= Raw data =
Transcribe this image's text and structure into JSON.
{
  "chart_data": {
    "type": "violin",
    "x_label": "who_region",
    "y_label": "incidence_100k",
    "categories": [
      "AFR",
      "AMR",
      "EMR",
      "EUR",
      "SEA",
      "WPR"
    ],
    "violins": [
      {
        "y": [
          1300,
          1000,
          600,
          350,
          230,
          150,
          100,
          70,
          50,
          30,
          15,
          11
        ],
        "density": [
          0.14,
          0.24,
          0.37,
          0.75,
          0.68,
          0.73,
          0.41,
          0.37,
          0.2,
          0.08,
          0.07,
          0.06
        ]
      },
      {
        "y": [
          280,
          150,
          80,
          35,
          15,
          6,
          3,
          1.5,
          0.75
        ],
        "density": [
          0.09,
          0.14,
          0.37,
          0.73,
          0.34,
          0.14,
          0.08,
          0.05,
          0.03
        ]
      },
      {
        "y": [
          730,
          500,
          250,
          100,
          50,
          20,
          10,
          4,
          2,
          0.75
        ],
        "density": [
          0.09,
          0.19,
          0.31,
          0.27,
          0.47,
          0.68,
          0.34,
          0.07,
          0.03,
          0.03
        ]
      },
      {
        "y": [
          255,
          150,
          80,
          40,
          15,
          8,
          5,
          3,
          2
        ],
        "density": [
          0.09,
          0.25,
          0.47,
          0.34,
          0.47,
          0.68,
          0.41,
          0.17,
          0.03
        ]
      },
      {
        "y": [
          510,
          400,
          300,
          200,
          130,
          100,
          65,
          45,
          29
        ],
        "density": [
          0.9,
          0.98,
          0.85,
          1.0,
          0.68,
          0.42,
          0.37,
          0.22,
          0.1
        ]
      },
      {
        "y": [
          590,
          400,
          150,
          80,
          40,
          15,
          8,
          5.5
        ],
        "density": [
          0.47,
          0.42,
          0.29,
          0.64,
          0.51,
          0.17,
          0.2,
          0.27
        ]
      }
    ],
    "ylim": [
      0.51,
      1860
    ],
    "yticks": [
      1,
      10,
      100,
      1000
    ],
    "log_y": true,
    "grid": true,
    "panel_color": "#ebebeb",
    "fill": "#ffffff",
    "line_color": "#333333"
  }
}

= To do =
Reproduce every line of the data verbatim.

= Expected answer =
Transcribe this image's text and structure into JSON.
{
  "chart_data": {
    "type": "violin",
    "x_label": "who_region",
    "y_label": "incidence_100k",
    "categories": [
      "AFR",
      "AMR",
      "EMR",
      "EUR",
      "SEA",
      "WPR"
    ],
    "violins": [
      {
        "y": [
          1300,
          1000,
          600,
          350,
          230,
          150,
          100,
          70,
          50,
          30,
          15,
          11
        ],
        "density": [
          0.14,
          0.24,
          0.37,
          0.75,
          0.68,
          0.73,
          0.41,
          0.37,
          0.2,
          0.08,
          0.07,
          0.06
        ]
      },
      {
        "y": [
          280,
          150,
          80,
          35,
          15,
          6,
          3,
          1.5,
          0.75
        ],
        "density": [
          0.09,
          0.14,
          0.37,
          0.73,
          0.34,
          0.14,
          0.08,
          0.05,
          0.03
        ]
      },
      {
        "y": [
          730,
          500,
          250,
          100,
          50,
          20,
          10,
          4,
          2,
          0.75
        ],
        "density": [
          0.09,
          0.19,
          0.31,
          0.27,
          0.47,
          0.68,
          0.34,
          0.07,
          0.03,
          0.03
        ]
      },
      {
        "y": [
          255,
          150,
          80,
          40,
          15,
          8,
          5,
          3,
          2
        ],
        "density": [
          0.09,
          0.25,
          0.47,
          0.34,
          0.47,
          0.68,
          0.41,
          0.17,
          0.03
        ]
      },
      {
        "y": [
          510,
          400,
          300,
          200,
          130,
          100,
          65,
          45,
          29
        ],
        "density": [
          0.9,
          0.98,
          0.85,
          1.0,
          0.68,
          0.42,
          0.37,
          0.22,
          0.1
        ]
      },
      {
        "y": [
          590,
          400,
          150,
          80,
          40,
          15,
          8,
          5.5
        ],
        "density": [
          0.47,
          0.42,
          0.29,
          0.64,
          0.51,
          0.17,
          0.2,
          0.27
        ]
      }
    ],
    "ylim": [
      0.51,
      1860
    ],
    "yticks": [
      1,
      10,
      100,
      1000
    ],
    "log_y": true,
    "grid": true,
    "panel_color": "#ebebeb",
    "fill": "#ffffff",
    "line_color": "#333333"
  }
}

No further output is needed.